■ **Given instruction**
No images are to be carried over; print all other material exactly as it stands.

■ **Saved entries**
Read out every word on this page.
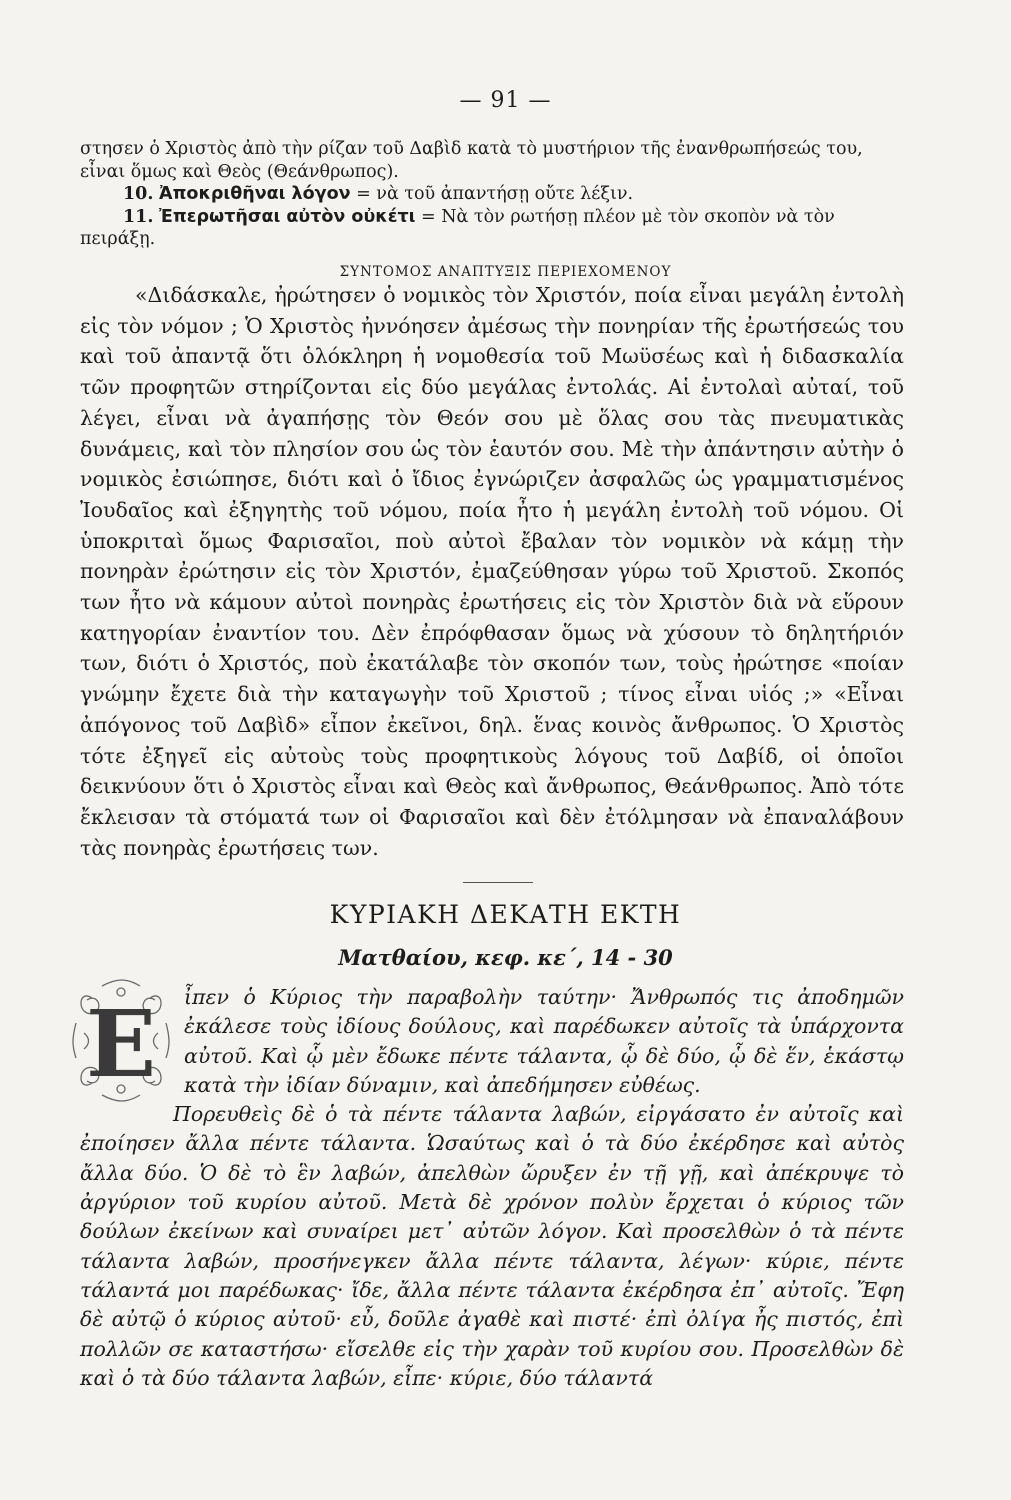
— 91 —

στησεν ὁ Χριστὸς ἀπὸ τὴν ρίζαν τοῦ Δαβὶδ κατὰ τὸ μυστήριον τῆς ἐνανθρωπήσεώς του, εἶναι ὅμως καὶ Θεὸς (Θεάνθρωπος).

10. Ἀποκριθῆναι λόγον = νὰ τοῦ ἀπαντήσῃ οὔτε λέξιν.

11. Ἐπερωτῆσαι αὐτὸν οὐκέτι = Νὰ τὸν ρωτήσῃ πλέον μὲ τὸν σκοπὸν νὰ τὸν πειράξῃ.

ΣΥΝΤΟΜΟΣ ΑΝΑΠΤΥΞΙΣ ΠΕΡΙΕΧΟΜΕΝΟΥ

«Διδάσκαλε, ἠρώτησεν ὁ νομικὸς τὸν Χριστόν, ποία εἶναι μεγάλη ἐντολὴ εἰς τὸν νόμον ; Ὁ Χριστὸς ἠννόησεν ἀμέσως τὴν πονηρίαν τῆς ἐρωτήσεώς του καὶ τοῦ ἀπαντᾷ ὅτι ὁλόκληρη ἡ νομοθεσία τοῦ Μωϋσέως καὶ ἡ διδασκαλία τῶν προφητῶν στηρίζονται εἰς δύο μεγάλας ἐντολάς. Αἱ ἐντολαὶ αὐταί, τοῦ λέγει, εἶναι νὰ ἀγαπήσῃς τὸν Θεόν σου μὲ ὅλας σου τὰς πνευματικὰς δυνάμεις, καὶ τὸν πλησίον σου ὡς τὸν ἑαυτόν σου. Μὲ τὴν ἀπάντησιν αὐτὴν ὁ νομικὸς ἐσιώπησε, διότι καὶ ὁ ἴδιος ἐγνώριζεν ἀσφαλῶς ὡς γραμματισμένος Ἰουδαῖος καὶ ἐξηγητὴς τοῦ νόμου, ποία ἦτο ἡ μεγάλη ἐντολὴ τοῦ νόμου. Οἱ ὑποκριταὶ ὅμως Φαρισαῖοι, ποὺ αὐτοὶ ἔβαλαν τὸν νομικὸν νὰ κάμῃ τὴν πονηρὰν ἐρώτησιν εἰς τὸν Χριστόν, ἐμαζεύθησαν γύρω τοῦ Χριστοῦ. Σκοπός των ἦτο νὰ κάμουν αὐτοὶ πονηρὰς ἐρωτήσεις εἰς τὸν Χριστὸν διὰ νὰ εὕρουν κατηγορίαν ἐναντίον του. Δὲν ἐπρόφθασαν ὅμως νὰ χύσουν τὸ δηλητήριόν των, διότι ὁ Χριστός, ποὺ ἐκατάλαβε τὸν σκοπόν των, τοὺς ἠρώτησε «ποίαν γνώμην ἔχετε διὰ τὴν καταγωγὴν τοῦ Χριστοῦ ; τίνος εἶναι υἱός ;» «Εἶναι ἀπόγονος τοῦ Δαβὶδ» εἶπον ἐκεῖνοι, δηλ. ἕνας κοινὸς ἄνθρωπος. Ὁ Χριστὸς τότε ἐξηγεῖ εἰς αὐτοὺς τοὺς προφητικοὺς λόγους τοῦ Δαβίδ, οἱ ὁποῖοι δεικνύουν ὅτι ὁ Χριστὸς εἶναι καὶ Θεὸς καὶ ἄνθρωπος, Θεάνθρωπος. Ἀπὸ τότε ἔκλεισαν τὰ στόματά των οἱ Φαρισαῖοι καὶ δὲν ἐτόλμησαν νὰ ἐπαναλάβουν τὰς πονηρὰς ἐρωτήσεις των.

ΚΥΡΙΑΚΗ ΔΕΚΑΤΗ ΕΚΤΗ
Ματθαίου, κεφ. κε΄, 14 - 30
E	ἶπεν ὁ Κύριος τὴν παραβολὴν ταύτην· Ἄνθρωπός τις ἀποδημῶν ἐκάλεσε τοὺς ἰδίους δούλους, καὶ παρέδωκεν αὐτοῖς τὰ ὑπάρχοντα αὐτοῦ. Καὶ ᾧ μὲν ἔδωκε πέντε τάλαντα, ᾧ δὲ δύο, ᾧ δὲ ἕν, ἑκάστῳ κατὰ τὴν ἰδίαν δύναμιν, καὶ ἀπεδήμησεν εὐθέως.

Πορευθεὶς δὲ ὁ τὰ πέντε τάλαντα λαβών, εἰργάσατο ἐν αὐτοῖς καὶ ἐποίησεν ἄλλα πέντε τάλαντα. Ὡσαύτως καὶ ὁ τὰ δύο ἐκέρδησε καὶ αὐτὸς ἄλλα δύο. Ὁ δὲ τὸ ἓν λαβών, ἀπελθὼν ὤρυξεν ἐν τῇ γῇ, καὶ ἀπέκρυψε τὸ ἀργύριον τοῦ κυρίου αὐτοῦ. Μετὰ δὲ χρόνον πολὺν ἔρχεται ὁ κύριος τῶν δούλων ἐκείνων καὶ συναίρει μετ᾽ αὐτῶν λόγον. Καὶ προσελθὼν ὁ τὰ πέντε τάλαντα λαβών, προσήνεγκεν ἄλλα πέντε τάλαντα, λέγων· κύριε, πέντε τάλαντά μοι παρέδωκας· ἴδε, ἄλλα πέντε τάλαντα ἐκέρδησα ἐπ᾽ αὐτοῖς. Ἔφη δὲ αὐτῷ ὁ κύριος αὐτοῦ· εὖ, δοῦλε ἀγαθὲ καὶ πιστέ· ἐπὶ ὀλίγα ἦς πιστός, ἐπὶ πολλῶν σε καταστήσω· εἴσελθε εἰς τὴν χαρὰν τοῦ κυρίου σου. Προσελθὼν δὲ καὶ ὁ τὰ δύο τάλαντα λαβών, εἶπε· κύριε, δύο τάλαντά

■ **Output for this task**
Read out every word on this page.
— 91 —

στησεν ὁ Χριστὸς ἀπὸ τὴν ρίζαν τοῦ Δαβὶδ κατὰ τὸ μυστήριον τῆς ἐνανθρωπήσεώς του, εἶναι ὅμως καὶ Θεὸς (Θεάνθρωπος).

10. Ἀποκριθῆναι λόγον = νὰ τοῦ ἀπαντήσῃ οὔτε λέξιν.

11. Ἐπερωτῆσαι αὐτὸν οὐκέτι = Νὰ τὸν ρωτήσῃ πλέον μὲ τὸν σκοπὸν νὰ τὸν πειράξῃ.

ΣΥΝΤΟΜΟΣ ΑΝΑΠΤΥΞΙΣ ΠΕΡΙΕΧΟΜΕΝΟΥ

«Διδάσκαλε, ἠρώτησεν ὁ νομικὸς τὸν Χριστόν, ποία εἶναι μεγάλη ἐντολὴ εἰς τὸν νόμον ; Ὁ Χριστὸς ἠννόησεν ἀμέσως τὴν πονηρίαν τῆς ἐρωτήσεώς του καὶ τοῦ ἀπαντᾷ ὅτι ὁλόκληρη ἡ νομοθεσία τοῦ Μωϋσέως καὶ ἡ διδασκαλία τῶν προφητῶν στηρίζονται εἰς δύο μεγάλας ἐντολάς. Αἱ ἐντολαὶ αὐταί, τοῦ λέγει, εἶναι νὰ ἀγαπήσῃς τὸν Θεόν σου μὲ ὅλας σου τὰς πνευματικὰς δυνάμεις, καὶ τὸν πλησίον σου ὡς τὸν ἑαυτόν σου. Μὲ τὴν ἀπάντησιν αὐτὴν ὁ νομικὸς ἐσιώπησε, διότι καὶ ὁ ἴδιος ἐγνώριζεν ἀσφαλῶς ὡς γραμματισμένος Ἰουδαῖος καὶ ἐξηγητὴς τοῦ νόμου, ποία ἦτο ἡ μεγάλη ἐντολὴ τοῦ νόμου. Οἱ ὑποκριταὶ ὅμως Φαρισαῖοι, ποὺ αὐτοὶ ἔβαλαν τὸν νομικὸν νὰ κάμῃ τὴν πονηρὰν ἐρώτησιν εἰς τὸν Χριστόν, ἐμαζεύθησαν γύρω τοῦ Χριστοῦ. Σκοπός των ἦτο νὰ κάμουν αὐτοὶ πονηρὰς ἐρωτήσεις εἰς τὸν Χριστὸν διὰ νὰ εὕρουν κατηγορίαν ἐναντίον του. Δὲν ἐπρόφθασαν ὅμως νὰ χύσουν τὸ δηλητήριόν των, διότι ὁ Χριστός, ποὺ ἐκατάλαβε τὸν σκοπόν των, τοὺς ἠρώτησε «ποίαν γνώμην ἔχετε διὰ τὴν καταγωγὴν τοῦ Χριστοῦ ; τίνος εἶναι υἱός ;» «Εἶναι ἀπόγονος τοῦ Δαβὶδ» εἶπον ἐκεῖνοι, δηλ. ἕνας κοινὸς ἄνθρωπος. Ὁ Χριστὸς τότε ἐξηγεῖ εἰς αὐτοὺς τοὺς προφητικοὺς λόγους τοῦ Δαβίδ, οἱ ὁποῖοι δεικνύουν ὅτι ὁ Χριστὸς εἶναι καὶ Θεὸς καὶ ἄνθρωπος, Θεάνθρωπος. Ἀπὸ τότε ἔκλεισαν τὰ στόματά των οἱ Φαρισαῖοι καὶ δὲν ἐτόλμησαν νὰ ἐπαναλάβουν τὰς πονηρὰς ἐρωτήσεις των.

ΚΥΡΙΑΚΗ ΔΕΚΑΤΗ ΕΚΤΗ
Ματθαίου, κεφ. κε΄, 14 - 30
E	ἶπεν ὁ Κύριος τὴν παραβολὴν ταύτην· Ἄνθρωπός τις ἀποδημῶν ἐκάλεσε τοὺς ἰδίους δούλους, καὶ παρέδωκεν αὐτοῖς τὰ ὑπάρχοντα αὐτοῦ. Καὶ ᾧ μὲν ἔδωκε πέντε τάλαντα, ᾧ δὲ δύο, ᾧ δὲ ἕν, ἑκάστῳ κατὰ τὴν ἰδίαν δύναμιν, καὶ ἀπεδήμησεν εὐθέως.

Πορευθεὶς δὲ ὁ τὰ πέντε τάλαντα λαβών, εἰργάσατο ἐν αὐτοῖς καὶ ἐποίησεν ἄλλα πέντε τάλαντα. Ὡσαύτως καὶ ὁ τὰ δύο ἐκέρδησε καὶ αὐτὸς ἄλλα δύο. Ὁ δὲ τὸ ἓν λαβών, ἀπελθὼν ὤρυξεν ἐν τῇ γῇ, καὶ ἀπέκρυψε τὸ ἀργύριον τοῦ κυρίου αὐτοῦ. Μετὰ δὲ χρόνον πολὺν ἔρχεται ὁ κύριος τῶν δούλων ἐκείνων καὶ συναίρει μετ᾽ αὐτῶν λόγον. Καὶ προσελθὼν ὁ τὰ πέντε τάλαντα λαβών, προσήνεγκεν ἄλλα πέντε τάλαντα, λέγων· κύριε, πέντε τάλαντά μοι παρέδωκας· ἴδε, ἄλλα πέντε τάλαντα ἐκέρδησα ἐπ᾽ αὐτοῖς. Ἔφη δὲ αὐτῷ ὁ κύριος αὐτοῦ· εὖ, δοῦλε ἀγαθὲ καὶ πιστέ· ἐπὶ ὀλίγα ἦς πιστός, ἐπὶ πολλῶν σε καταστήσω· εἴσελθε εἰς τὴν χαρὰν τοῦ κυρίου σου. Προσελθὼν δὲ καὶ ὁ τὰ δύο τάλαντα λαβών, εἶπε· κύριε, δύο τάλαντά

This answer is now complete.